SOURCE DATA:

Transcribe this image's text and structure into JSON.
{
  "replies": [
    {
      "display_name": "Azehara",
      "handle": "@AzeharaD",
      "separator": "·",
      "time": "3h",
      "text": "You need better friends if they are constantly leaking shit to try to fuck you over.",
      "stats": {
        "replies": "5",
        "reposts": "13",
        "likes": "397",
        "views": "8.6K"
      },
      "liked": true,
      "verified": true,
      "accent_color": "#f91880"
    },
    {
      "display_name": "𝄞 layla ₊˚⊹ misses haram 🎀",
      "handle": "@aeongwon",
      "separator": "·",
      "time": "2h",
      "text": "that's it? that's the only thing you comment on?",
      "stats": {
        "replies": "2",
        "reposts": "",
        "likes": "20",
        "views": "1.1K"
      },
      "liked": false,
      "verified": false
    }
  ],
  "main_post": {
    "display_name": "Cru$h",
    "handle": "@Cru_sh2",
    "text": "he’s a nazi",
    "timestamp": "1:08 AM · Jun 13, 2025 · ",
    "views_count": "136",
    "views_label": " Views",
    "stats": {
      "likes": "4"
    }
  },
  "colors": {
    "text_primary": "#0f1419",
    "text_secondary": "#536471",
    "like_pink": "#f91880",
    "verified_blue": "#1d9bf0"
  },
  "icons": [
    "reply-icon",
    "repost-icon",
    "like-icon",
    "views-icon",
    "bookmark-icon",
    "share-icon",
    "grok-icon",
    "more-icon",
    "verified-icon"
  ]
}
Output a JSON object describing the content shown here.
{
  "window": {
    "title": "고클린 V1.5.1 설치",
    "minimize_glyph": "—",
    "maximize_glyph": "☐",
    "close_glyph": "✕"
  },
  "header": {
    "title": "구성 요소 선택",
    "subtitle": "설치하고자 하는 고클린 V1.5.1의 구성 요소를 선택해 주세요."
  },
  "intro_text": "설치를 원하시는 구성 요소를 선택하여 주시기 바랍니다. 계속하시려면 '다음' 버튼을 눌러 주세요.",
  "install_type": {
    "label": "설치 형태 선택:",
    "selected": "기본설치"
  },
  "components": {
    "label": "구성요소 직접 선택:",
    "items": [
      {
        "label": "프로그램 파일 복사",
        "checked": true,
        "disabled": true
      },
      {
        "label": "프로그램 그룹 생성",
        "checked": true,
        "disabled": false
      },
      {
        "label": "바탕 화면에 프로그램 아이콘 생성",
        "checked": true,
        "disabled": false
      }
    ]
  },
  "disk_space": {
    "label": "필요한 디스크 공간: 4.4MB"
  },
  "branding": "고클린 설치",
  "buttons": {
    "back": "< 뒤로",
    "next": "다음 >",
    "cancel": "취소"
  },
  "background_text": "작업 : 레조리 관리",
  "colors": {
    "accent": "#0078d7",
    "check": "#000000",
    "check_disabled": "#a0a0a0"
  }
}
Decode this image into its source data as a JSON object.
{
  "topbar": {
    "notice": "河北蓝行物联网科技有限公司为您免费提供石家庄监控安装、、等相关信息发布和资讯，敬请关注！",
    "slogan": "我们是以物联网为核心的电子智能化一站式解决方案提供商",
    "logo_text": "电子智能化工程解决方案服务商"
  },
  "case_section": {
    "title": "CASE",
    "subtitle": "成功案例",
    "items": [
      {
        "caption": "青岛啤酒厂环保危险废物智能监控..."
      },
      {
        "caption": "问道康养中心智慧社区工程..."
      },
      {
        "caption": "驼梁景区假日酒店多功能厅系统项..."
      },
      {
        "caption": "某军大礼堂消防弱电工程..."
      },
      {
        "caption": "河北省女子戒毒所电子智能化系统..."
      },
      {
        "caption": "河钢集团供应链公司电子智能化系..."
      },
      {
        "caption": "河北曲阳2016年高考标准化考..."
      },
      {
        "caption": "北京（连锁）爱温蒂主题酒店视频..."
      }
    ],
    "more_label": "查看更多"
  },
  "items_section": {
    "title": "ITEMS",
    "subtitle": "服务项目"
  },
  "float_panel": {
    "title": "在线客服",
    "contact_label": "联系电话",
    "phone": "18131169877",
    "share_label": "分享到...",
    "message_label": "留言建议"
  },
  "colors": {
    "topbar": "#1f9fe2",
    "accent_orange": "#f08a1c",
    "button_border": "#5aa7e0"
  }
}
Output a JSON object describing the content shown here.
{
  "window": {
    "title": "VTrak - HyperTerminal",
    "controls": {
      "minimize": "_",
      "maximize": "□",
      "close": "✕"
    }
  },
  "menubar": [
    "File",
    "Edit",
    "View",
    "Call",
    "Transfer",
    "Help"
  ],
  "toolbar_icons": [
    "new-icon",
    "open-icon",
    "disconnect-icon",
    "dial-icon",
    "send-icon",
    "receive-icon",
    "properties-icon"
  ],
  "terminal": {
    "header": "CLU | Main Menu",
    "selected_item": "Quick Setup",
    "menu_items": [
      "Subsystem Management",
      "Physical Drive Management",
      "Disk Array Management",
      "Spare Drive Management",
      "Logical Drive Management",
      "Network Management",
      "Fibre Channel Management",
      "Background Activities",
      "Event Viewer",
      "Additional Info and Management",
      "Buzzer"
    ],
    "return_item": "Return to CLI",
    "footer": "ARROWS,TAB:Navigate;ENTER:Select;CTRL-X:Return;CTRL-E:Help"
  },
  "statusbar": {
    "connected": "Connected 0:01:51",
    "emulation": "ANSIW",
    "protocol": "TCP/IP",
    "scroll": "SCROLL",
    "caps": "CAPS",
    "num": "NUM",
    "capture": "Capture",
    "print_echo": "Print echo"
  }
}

JOB: Write the material out again in its entirety, exactly as shown.

TASK SOLUTION:
Transcribe this image's text and structure into JSON.
{
  "replies": [
    {
      "display_name": "Azehara",
      "handle": "@AzeharaD",
      "separator": "·",
      "time": "3h",
      "text": "You need better friends if they are constantly leaking shit to try to fuck you over.",
      "stats": {
        "replies": "5",
        "reposts": "13",
        "likes": "397",
        "views": "8.6K"
      },
      "liked": true,
      "verified": true,
      "accent_color": "#f91880"
    },
    {
      "display_name": "𝄞 layla ₊˚⊹ misses haram 🎀",
      "handle": "@aeongwon",
      "separator": "·",
      "time": "2h",
      "text": "that's it? that's the only thing you comment on?",
      "stats": {
        "replies": "2",
        "reposts": "",
        "likes": "20",
        "views": "1.1K"
      },
      "liked": false,
      "verified": false
    }
  ],
  "main_post": {
    "display_name": "Cru$h",
    "handle": "@Cru_sh2",
    "text": "he’s a nazi",
    "timestamp": "1:08 AM · Jun 13, 2025 · ",
    "views_count": "136",
    "views_label": " Views",
    "stats": {
      "likes": "4"
    }
  },
  "colors": {
    "text_primary": "#0f1419",
    "text_secondary": "#536471",
    "like_pink": "#f91880",
    "verified_blue": "#1d9bf0"
  },
  "icons": [
    "reply-icon",
    "repost-icon",
    "like-icon",
    "views-icon",
    "bookmark-icon",
    "share-icon",
    "grok-icon",
    "more-icon",
    "verified-icon"
  ]
}
Output a JSON object describing the content shown here.
{
  "window": {
    "title": "고클린 V1.5.1 설치",
    "minimize_glyph": "—",
    "maximize_glyph": "☐",
    "close_glyph": "✕"
  },
  "header": {
    "title": "구성 요소 선택",
    "subtitle": "설치하고자 하는 고클린 V1.5.1의 구성 요소를 선택해 주세요."
  },
  "intro_text": "설치를 원하시는 구성 요소를 선택하여 주시기 바랍니다. 계속하시려면 '다음' 버튼을 눌러 주세요.",
  "install_type": {
    "label": "설치 형태 선택:",
    "selected": "기본설치"
  },
  "components": {
    "label": "구성요소 직접 선택:",
    "items": [
      {
        "label": "프로그램 파일 복사",
        "checked": true,
        "disabled": true
      },
      {
        "label": "프로그램 그룹 생성",
        "checked": true,
        "disabled": false
      },
      {
        "label": "바탕 화면에 프로그램 아이콘 생성",
        "checked": true,
        "disabled": false
      }
    ]
  },
  "disk_space": {
    "label": "필요한 디스크 공간: 4.4MB"
  },
  "branding": "고클린 설치",
  "buttons": {
    "back": "< 뒤로",
    "next": "다음 >",
    "cancel": "취소"
  },
  "background_text": "작업 : 레조리 관리",
  "colors": {
    "accent": "#0078d7",
    "check": "#000000",
    "check_disabled": "#a0a0a0"
  }
}
Decode this image into its source data as a JSON object.
{
  "topbar": {
    "notice": "河北蓝行物联网科技有限公司为您免费提供石家庄监控安装、、等相关信息发布和资讯，敬请关注！",
    "slogan": "我们是以物联网为核心的电子智能化一站式解决方案提供商",
    "logo_text": "电子智能化工程解决方案服务商"
  },
  "case_section": {
    "title": "CASE",
    "subtitle": "成功案例",
    "items": [
      {
        "caption": "青岛啤酒厂环保危险废物智能监控..."
      },
      {
        "caption": "问道康养中心智慧社区工程..."
      },
      {
        "caption": "驼梁景区假日酒店多功能厅系统项..."
      },
      {
        "caption": "某军大礼堂消防弱电工程..."
      },
      {
        "caption": "河北省女子戒毒所电子智能化系统..."
      },
      {
        "caption": "河钢集团供应链公司电子智能化系..."
      },
      {
        "caption": "河北曲阳2016年高考标准化考..."
      },
      {
        "caption": "北京（连锁）爱温蒂主题酒店视频..."
      }
    ],
    "more_label": "查看更多"
  },
  "items_section": {
    "title": "ITEMS",
    "subtitle": "服务项目"
  },
  "float_panel": {
    "title": "在线客服",
    "contact_label": "联系电话",
    "phone": "18131169877",
    "share_label": "分享到...",
    "message_label": "留言建议"
  },
  "colors": {
    "topbar": "#1f9fe2",
    "accent_orange": "#f08a1c",
    "button_border": "#5aa7e0"
  }
}
Output a JSON object describing the content shown here.
{
  "window": {
    "title": "VTrak - HyperTerminal",
    "controls": {
      "minimize": "_",
      "maximize": "□",
      "close": "✕"
    }
  },
  "menubar": [
    "File",
    "Edit",
    "View",
    "Call",
    "Transfer",
    "Help"
  ],
  "toolbar_icons": [
    "new-icon",
    "open-icon",
    "disconnect-icon",
    "dial-icon",
    "send-icon",
    "receive-icon",
    "properties-icon"
  ],
  "terminal": {
    "header": "CLU | Main Menu",
    "selected_item": "Quick Setup",
    "menu_items": [
      "Subsystem Management",
      "Physical Drive Management",
      "Disk Array Management",
      "Spare Drive Management",
      "Logical Drive Management",
      "Network Management",
      "Fibre Channel Management",
      "Background Activities",
      "Event Viewer",
      "Additional Info and Management",
      "Buzzer"
    ],
    "return_item": "Return to CLI",
    "footer": "ARROWS,TAB:Navigate;ENTER:Select;CTRL-X:Return;CTRL-E:Help"
  },
  "statusbar": {
    "connected": "Connected 0:01:51",
    "emulation": "ANSIW",
    "protocol": "TCP/IP",
    "scroll": "SCROLL",
    "caps": "CAPS",
    "num": "NUM",
    "capture": "Capture",
    "print_echo": "Print echo"
  }
}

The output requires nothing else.